# PROBLEM STATEMENT:
Set down each line of the material that follows, exactly, with no pictures.
[start THE INPUT]
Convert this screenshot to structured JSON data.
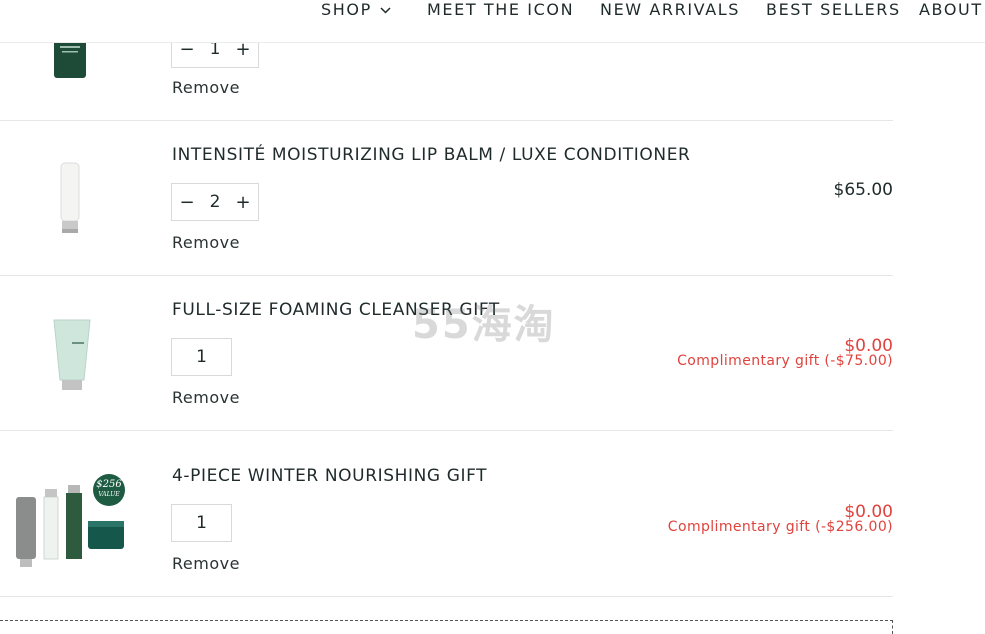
{
  "nav": {
    "items": [
      "SHOP",
      "MEET THE ICON",
      "NEW ARRIVALS",
      "BEST SELLERS",
      "ABOUT"
    ]
  },
  "cart": {
    "remove_label": "Remove",
    "rows": [
      {
        "title": "",
        "qty": "1",
        "price": "",
        "note": ""
      },
      {
        "title": "INTENSITÉ MOISTURIZING LIP BALM / LUXE CONDITIONER",
        "qty": "2",
        "price": "$65.00",
        "note": ""
      },
      {
        "title": "FULL-SIZE FOAMING CLEANSER GIFT",
        "qty": "1",
        "price": "$0.00",
        "note": "Complimentary gift (-$75.00)"
      },
      {
        "title": "4-PIECE WINTER NOURISHING GIFT",
        "qty": "1",
        "price": "$0.00",
        "note": "Complimentary gift (-$256.00)"
      }
    ]
  },
  "badge": {
    "line1": "$256",
    "line2": "VALUE"
  },
  "watermark": "55海淘",
  "colors": {
    "accent_red": "#e0433d",
    "brand_green": "#1d5c43",
    "text_dark": "#1f2a2a"
  }
}
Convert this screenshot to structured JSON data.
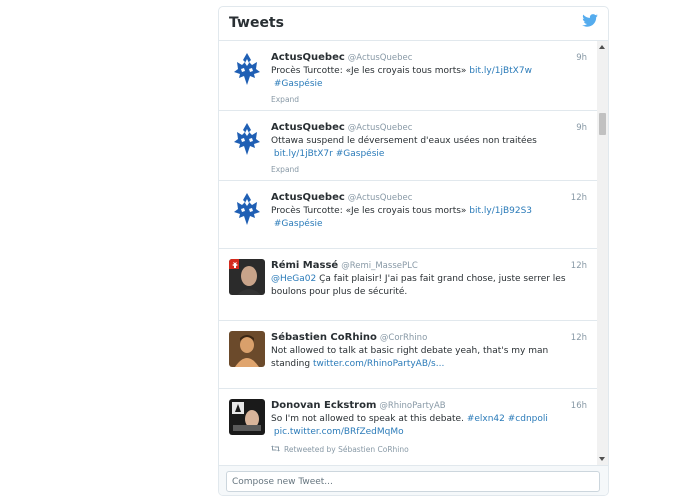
{
  "header": {
    "title": "Tweets"
  },
  "tweets": [
    {
      "name": "ActusQuebec",
      "handle": "@ActusQuebec",
      "time": "9h",
      "text": "Procès Turcotte: «Je les croyais tous morts» ",
      "link1": "bit.ly/1jBtX7w",
      "link2": "#Gaspésie",
      "expand": "Expand"
    },
    {
      "name": "ActusQuebec",
      "handle": "@ActusQuebec",
      "time": "9h",
      "text": "Ottawa suspend le déversement d'eaux usées non traitées ",
      "link1": "bit.ly/1jBtX7r",
      "link2": "#Gaspésie",
      "expand": "Expand"
    },
    {
      "name": "ActusQuebec",
      "handle": "@ActusQuebec",
      "time": "12h",
      "text": "Procès Turcotte: «Je les croyais tous morts» ",
      "link1": "bit.ly/1jB92S3",
      "link2": "#Gaspésie"
    },
    {
      "name": "Rémi Massé",
      "handle": "@Remi_MassePLC",
      "time": "12h",
      "mention": "@HeGa02",
      "text": " Ça fait plaisir! J'ai pas fait grand chose, juste serrer les boulons pour plus de sécurité."
    },
    {
      "name": "Sébastien CoRhino",
      "handle": "@CorRhino",
      "time": "12h",
      "text": "Not allowed to talk at basic right debate yeah, that's my man standing  ",
      "link1": "twitter.com/RhinoPartyAB/s..."
    },
    {
      "name": "Donovan Eckstrom",
      "handle": "@RhinoPartyAB",
      "time": "16h",
      "text": "So I'm not allowed to speak at this debate. ",
      "link1": "#elxn42",
      "link2": "#cdnpoli",
      "link3": "pic.twitter.com/BRfZedMqMo",
      "retweeted": "Retweeted by Sébastien CoRhino"
    }
  ],
  "compose": {
    "placeholder": "Compose new Tweet..."
  },
  "colors": {
    "link": "#2b7bb9",
    "bird": "#55acee",
    "quebec_blue": "#1f5fb4"
  },
  "icons": [
    "twitter-bird-icon",
    "retweet-icon",
    "scroll-up-icon",
    "scroll-down-icon"
  ]
}
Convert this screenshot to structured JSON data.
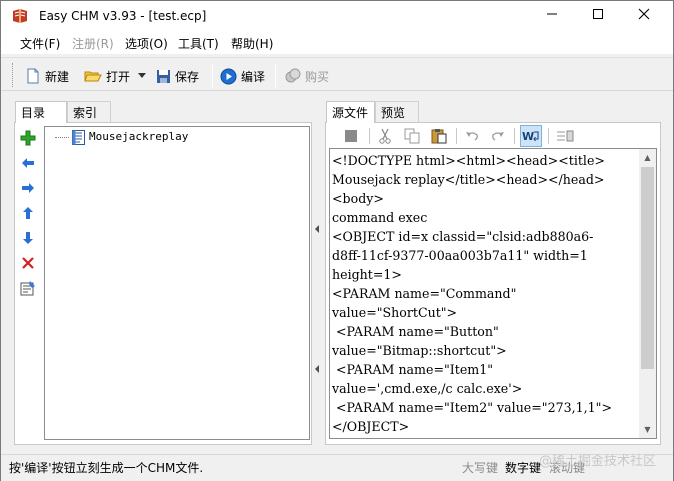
[end THE INPUT]
# SOLVED PROBLEM:
Convert this screenshot to structured JSON data.
{
  "nav": {
    "items": [
      "SHOP",
      "MEET THE ICON",
      "NEW ARRIVALS",
      "BEST SELLERS",
      "ABOUT"
    ]
  },
  "cart": {
    "remove_label": "Remove",
    "rows": [
      {
        "title": "",
        "qty": "1",
        "price": "",
        "note": ""
      },
      {
        "title": "INTENSITÉ MOISTURIZING LIP BALM / LUXE CONDITIONER",
        "qty": "2",
        "price": "$65.00",
        "note": ""
      },
      {
        "title": "FULL-SIZE FOAMING CLEANSER GIFT",
        "qty": "1",
        "price": "$0.00",
        "note": "Complimentary gift (-$75.00)"
      },
      {
        "title": "4-PIECE WINTER NOURISHING GIFT",
        "qty": "1",
        "price": "$0.00",
        "note": "Complimentary gift (-$256.00)"
      }
    ]
  },
  "badge": {
    "line1": "$256",
    "line2": "VALUE"
  },
  "watermark": "55海淘",
  "colors": {
    "accent_red": "#e0433d",
    "brand_green": "#1d5c43",
    "text_dark": "#1f2a2a"
  }
}
Convert this screenshot to structured JSON data.
{
  "header": {
    "title": "Tweets"
  },
  "tweets": [
    {
      "name": "ActusQuebec",
      "handle": "@ActusQuebec",
      "time": "9h",
      "text": "Procès Turcotte: «Je les croyais tous morts» ",
      "link1": "bit.ly/1jBtX7w",
      "link2": "#Gaspésie",
      "expand": "Expand"
    },
    {
      "name": "ActusQuebec",
      "handle": "@ActusQuebec",
      "time": "9h",
      "text": "Ottawa suspend le déversement d'eaux usées non traitées ",
      "link1": "bit.ly/1jBtX7r",
      "link2": "#Gaspésie",
      "expand": "Expand"
    },
    {
      "name": "ActusQuebec",
      "handle": "@ActusQuebec",
      "time": "12h",
      "text": "Procès Turcotte: «Je les croyais tous morts» ",
      "link1": "bit.ly/1jB92S3",
      "link2": "#Gaspésie"
    },
    {
      "name": "Rémi Massé",
      "handle": "@Remi_MassePLC",
      "time": "12h",
      "mention": "@HeGa02",
      "text": " Ça fait plaisir! J'ai pas fait grand chose, juste serrer les boulons pour plus de sécurité."
    },
    {
      "name": "Sébastien CoRhino",
      "handle": "@CorRhino",
      "time": "12h",
      "text": "Not allowed to talk at basic right debate yeah, that's my man standing  ",
      "link1": "twitter.com/RhinoPartyAB/s..."
    },
    {
      "name": "Donovan Eckstrom",
      "handle": "@RhinoPartyAB",
      "time": "16h",
      "text": "So I'm not allowed to speak at this debate. ",
      "link1": "#elxn42",
      "link2": "#cdnpoli",
      "link3": "pic.twitter.com/BRfZedMqMo",
      "retweeted": "Retweeted by Sébastien CoRhino"
    }
  ],
  "compose": {
    "placeholder": "Compose new Tweet..."
  },
  "colors": {
    "link": "#2b7bb9",
    "bird": "#55acee",
    "quebec_blue": "#1f5fb4"
  },
  "icons": [
    "twitter-bird-icon",
    "retweet-icon",
    "scroll-up-icon",
    "scroll-down-icon"
  ]
}
Convert this screenshot to structured JSON data.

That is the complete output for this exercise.